§ Information supplied
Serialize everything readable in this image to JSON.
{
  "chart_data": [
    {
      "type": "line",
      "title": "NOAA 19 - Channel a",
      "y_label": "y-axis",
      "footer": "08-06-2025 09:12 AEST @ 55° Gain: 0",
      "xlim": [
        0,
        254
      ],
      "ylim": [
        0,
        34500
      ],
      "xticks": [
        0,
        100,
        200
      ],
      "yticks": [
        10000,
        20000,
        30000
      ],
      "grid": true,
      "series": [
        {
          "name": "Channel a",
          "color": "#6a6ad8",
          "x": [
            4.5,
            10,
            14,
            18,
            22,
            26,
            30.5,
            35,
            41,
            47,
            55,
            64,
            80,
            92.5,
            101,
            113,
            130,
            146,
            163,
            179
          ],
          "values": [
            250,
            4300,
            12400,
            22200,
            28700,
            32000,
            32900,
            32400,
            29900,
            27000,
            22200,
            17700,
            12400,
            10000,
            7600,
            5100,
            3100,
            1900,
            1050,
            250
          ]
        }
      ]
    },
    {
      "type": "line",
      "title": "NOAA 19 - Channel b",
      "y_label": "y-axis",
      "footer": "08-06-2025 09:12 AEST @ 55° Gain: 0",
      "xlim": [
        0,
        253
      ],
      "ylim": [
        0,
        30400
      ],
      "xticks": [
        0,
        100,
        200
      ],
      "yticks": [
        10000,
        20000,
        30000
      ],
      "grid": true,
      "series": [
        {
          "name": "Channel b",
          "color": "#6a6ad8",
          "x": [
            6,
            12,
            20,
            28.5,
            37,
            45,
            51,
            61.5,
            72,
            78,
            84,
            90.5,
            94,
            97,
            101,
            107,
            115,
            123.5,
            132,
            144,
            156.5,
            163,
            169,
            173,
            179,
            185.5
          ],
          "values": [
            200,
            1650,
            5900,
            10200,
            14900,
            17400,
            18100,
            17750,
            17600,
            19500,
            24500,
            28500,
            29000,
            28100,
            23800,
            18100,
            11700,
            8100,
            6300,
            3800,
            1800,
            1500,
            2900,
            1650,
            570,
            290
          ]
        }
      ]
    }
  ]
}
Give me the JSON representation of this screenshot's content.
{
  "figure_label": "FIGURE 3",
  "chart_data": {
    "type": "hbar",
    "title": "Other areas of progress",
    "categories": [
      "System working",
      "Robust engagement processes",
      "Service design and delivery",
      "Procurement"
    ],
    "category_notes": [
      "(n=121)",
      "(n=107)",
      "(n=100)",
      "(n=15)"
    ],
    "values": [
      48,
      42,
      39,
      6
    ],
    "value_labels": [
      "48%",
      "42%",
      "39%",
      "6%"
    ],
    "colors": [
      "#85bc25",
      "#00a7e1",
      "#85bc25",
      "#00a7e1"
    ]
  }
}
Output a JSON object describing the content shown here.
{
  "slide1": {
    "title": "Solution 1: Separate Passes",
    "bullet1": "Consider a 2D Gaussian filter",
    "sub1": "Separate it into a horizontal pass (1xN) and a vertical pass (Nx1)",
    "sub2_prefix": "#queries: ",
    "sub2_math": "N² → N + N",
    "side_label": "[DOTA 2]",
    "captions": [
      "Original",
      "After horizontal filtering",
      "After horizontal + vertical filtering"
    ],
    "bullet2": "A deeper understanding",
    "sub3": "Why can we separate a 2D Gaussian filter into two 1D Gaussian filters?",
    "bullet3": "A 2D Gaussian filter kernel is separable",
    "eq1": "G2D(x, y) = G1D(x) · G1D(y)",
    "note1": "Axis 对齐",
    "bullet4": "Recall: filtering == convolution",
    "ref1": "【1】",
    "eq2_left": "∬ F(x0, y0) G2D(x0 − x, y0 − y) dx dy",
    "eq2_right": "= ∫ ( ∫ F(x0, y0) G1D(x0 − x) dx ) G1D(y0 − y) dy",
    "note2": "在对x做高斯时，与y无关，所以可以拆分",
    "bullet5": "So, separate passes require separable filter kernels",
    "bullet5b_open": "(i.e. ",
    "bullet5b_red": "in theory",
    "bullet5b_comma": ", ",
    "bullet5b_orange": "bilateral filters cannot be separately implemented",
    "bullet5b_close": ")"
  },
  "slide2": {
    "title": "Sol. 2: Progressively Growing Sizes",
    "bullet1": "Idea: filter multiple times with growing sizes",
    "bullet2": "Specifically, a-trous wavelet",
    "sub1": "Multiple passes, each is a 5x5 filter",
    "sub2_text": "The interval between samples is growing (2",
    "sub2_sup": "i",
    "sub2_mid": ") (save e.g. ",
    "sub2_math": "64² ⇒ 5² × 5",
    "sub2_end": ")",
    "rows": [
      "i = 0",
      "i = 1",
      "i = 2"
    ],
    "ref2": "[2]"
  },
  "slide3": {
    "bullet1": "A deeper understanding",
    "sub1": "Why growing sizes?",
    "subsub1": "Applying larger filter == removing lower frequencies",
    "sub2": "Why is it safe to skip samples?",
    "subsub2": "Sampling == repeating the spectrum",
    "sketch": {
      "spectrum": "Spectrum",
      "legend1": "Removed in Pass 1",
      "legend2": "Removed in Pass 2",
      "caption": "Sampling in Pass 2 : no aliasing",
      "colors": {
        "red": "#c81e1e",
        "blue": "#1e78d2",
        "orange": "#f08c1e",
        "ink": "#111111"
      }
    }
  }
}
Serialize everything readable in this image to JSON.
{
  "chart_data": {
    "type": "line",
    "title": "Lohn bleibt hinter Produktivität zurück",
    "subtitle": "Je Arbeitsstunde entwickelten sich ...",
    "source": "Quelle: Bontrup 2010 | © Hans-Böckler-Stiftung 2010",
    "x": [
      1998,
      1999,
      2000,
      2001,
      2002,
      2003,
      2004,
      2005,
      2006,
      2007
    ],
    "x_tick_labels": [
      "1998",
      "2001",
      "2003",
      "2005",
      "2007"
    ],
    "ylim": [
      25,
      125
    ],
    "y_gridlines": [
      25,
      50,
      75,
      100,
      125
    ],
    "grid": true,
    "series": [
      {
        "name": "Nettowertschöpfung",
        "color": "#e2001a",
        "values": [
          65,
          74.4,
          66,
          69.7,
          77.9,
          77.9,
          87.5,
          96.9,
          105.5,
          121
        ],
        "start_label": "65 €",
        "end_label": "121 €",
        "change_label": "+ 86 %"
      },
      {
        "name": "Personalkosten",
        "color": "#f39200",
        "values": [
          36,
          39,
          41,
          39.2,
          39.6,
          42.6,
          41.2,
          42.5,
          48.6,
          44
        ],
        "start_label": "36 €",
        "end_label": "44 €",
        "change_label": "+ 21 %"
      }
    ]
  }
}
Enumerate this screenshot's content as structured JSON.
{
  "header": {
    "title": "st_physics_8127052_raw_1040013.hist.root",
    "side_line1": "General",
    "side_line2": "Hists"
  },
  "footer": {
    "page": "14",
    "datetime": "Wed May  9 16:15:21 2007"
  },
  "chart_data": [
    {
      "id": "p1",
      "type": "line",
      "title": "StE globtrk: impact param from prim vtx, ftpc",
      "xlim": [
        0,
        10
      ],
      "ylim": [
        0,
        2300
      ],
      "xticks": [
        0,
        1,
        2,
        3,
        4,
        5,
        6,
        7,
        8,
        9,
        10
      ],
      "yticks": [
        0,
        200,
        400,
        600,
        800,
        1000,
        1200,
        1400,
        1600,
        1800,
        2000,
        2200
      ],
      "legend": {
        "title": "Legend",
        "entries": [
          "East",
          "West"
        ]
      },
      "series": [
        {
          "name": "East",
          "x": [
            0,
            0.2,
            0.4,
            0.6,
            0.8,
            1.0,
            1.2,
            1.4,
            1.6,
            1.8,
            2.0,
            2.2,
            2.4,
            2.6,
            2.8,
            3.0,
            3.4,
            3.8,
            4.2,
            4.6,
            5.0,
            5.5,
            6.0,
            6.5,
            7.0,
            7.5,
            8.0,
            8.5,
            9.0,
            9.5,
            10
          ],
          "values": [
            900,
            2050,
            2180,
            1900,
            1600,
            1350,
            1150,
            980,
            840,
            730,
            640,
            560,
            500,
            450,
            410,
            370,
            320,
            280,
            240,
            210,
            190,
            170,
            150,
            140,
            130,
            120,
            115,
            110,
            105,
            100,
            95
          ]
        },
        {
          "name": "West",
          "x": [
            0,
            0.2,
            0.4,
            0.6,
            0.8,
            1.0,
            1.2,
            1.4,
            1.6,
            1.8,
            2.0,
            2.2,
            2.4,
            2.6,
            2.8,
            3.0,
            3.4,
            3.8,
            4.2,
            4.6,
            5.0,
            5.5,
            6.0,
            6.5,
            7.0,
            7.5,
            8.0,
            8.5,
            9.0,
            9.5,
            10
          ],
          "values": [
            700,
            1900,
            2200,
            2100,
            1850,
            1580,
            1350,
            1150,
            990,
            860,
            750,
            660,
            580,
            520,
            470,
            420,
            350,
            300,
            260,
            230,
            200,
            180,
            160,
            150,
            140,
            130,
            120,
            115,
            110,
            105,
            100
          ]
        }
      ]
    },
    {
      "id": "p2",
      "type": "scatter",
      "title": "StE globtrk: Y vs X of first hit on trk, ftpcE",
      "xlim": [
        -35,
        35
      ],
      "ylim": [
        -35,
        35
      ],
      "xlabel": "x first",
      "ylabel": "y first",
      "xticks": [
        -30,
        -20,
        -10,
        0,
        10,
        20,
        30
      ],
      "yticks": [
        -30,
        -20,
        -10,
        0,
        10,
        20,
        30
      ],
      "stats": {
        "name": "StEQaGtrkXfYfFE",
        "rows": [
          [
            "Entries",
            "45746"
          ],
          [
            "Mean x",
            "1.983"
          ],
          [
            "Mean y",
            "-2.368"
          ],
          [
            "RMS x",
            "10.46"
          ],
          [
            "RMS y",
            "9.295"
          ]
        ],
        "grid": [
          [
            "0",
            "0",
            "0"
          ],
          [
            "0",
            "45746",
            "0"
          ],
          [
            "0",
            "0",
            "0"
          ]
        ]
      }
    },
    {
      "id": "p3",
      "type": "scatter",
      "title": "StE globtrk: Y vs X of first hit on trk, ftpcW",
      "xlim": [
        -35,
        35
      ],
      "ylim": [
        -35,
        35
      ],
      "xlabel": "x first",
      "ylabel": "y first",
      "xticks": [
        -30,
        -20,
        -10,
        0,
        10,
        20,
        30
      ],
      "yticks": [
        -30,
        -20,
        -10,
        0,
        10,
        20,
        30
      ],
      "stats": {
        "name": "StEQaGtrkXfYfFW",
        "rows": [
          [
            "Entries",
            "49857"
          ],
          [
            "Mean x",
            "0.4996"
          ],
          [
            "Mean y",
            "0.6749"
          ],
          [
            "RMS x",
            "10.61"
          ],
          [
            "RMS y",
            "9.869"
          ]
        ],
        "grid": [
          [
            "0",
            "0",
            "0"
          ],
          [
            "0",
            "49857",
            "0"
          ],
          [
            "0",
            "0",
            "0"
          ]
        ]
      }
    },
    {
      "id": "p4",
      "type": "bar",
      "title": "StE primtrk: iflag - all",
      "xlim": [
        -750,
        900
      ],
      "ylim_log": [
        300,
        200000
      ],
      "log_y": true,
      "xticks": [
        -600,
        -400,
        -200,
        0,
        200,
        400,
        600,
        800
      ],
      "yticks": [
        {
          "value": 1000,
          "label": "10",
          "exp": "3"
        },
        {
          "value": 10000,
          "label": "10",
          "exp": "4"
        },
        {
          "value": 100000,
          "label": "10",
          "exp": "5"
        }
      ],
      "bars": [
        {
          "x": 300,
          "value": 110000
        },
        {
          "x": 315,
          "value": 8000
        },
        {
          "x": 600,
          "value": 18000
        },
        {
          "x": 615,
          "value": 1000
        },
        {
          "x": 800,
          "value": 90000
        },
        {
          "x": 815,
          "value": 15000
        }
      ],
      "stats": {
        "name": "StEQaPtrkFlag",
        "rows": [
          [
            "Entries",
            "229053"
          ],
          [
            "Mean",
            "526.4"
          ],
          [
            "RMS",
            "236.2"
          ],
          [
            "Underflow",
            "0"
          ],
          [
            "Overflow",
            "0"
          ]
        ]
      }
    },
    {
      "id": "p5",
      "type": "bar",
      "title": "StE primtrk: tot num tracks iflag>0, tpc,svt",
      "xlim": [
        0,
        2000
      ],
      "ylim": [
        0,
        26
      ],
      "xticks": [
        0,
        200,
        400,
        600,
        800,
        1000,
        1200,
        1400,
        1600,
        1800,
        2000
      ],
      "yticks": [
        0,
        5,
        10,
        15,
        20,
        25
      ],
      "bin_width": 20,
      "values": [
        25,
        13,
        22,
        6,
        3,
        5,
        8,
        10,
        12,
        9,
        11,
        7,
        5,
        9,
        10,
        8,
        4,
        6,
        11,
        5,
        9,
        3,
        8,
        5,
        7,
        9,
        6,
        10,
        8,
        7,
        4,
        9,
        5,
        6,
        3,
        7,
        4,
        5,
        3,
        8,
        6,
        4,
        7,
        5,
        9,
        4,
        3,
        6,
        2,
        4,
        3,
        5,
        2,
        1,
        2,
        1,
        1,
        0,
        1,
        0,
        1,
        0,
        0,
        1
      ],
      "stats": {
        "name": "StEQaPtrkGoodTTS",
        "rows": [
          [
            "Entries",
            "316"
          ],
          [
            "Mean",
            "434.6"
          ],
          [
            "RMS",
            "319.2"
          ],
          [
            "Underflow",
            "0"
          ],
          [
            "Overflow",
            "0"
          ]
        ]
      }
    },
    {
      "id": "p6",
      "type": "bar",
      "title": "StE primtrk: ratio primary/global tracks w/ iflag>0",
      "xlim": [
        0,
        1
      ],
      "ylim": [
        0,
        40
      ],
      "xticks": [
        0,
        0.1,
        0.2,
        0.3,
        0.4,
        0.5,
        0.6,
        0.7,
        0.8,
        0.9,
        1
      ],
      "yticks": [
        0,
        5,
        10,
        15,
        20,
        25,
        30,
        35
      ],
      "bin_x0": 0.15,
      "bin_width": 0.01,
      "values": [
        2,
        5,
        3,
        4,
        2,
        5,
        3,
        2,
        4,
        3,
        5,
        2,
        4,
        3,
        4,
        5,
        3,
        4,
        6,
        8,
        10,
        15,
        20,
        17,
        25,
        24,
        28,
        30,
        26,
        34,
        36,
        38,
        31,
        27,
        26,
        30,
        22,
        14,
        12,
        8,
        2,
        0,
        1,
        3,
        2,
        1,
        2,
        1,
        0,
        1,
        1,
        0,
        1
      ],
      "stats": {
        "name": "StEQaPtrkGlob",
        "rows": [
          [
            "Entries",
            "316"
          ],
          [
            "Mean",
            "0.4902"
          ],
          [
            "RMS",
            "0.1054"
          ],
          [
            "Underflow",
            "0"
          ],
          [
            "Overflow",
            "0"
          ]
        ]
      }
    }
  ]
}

§ Objective
Pull out the lines above in which the word "iflag" appears.

§ Exercise answer
      "title": "StE primtrk: iflag - all",
      "title": "StE primtrk: tot num tracks iflag>0, tpc,svt",
      "title": "StE primtrk: ratio primary/global tracks w/ iflag>0",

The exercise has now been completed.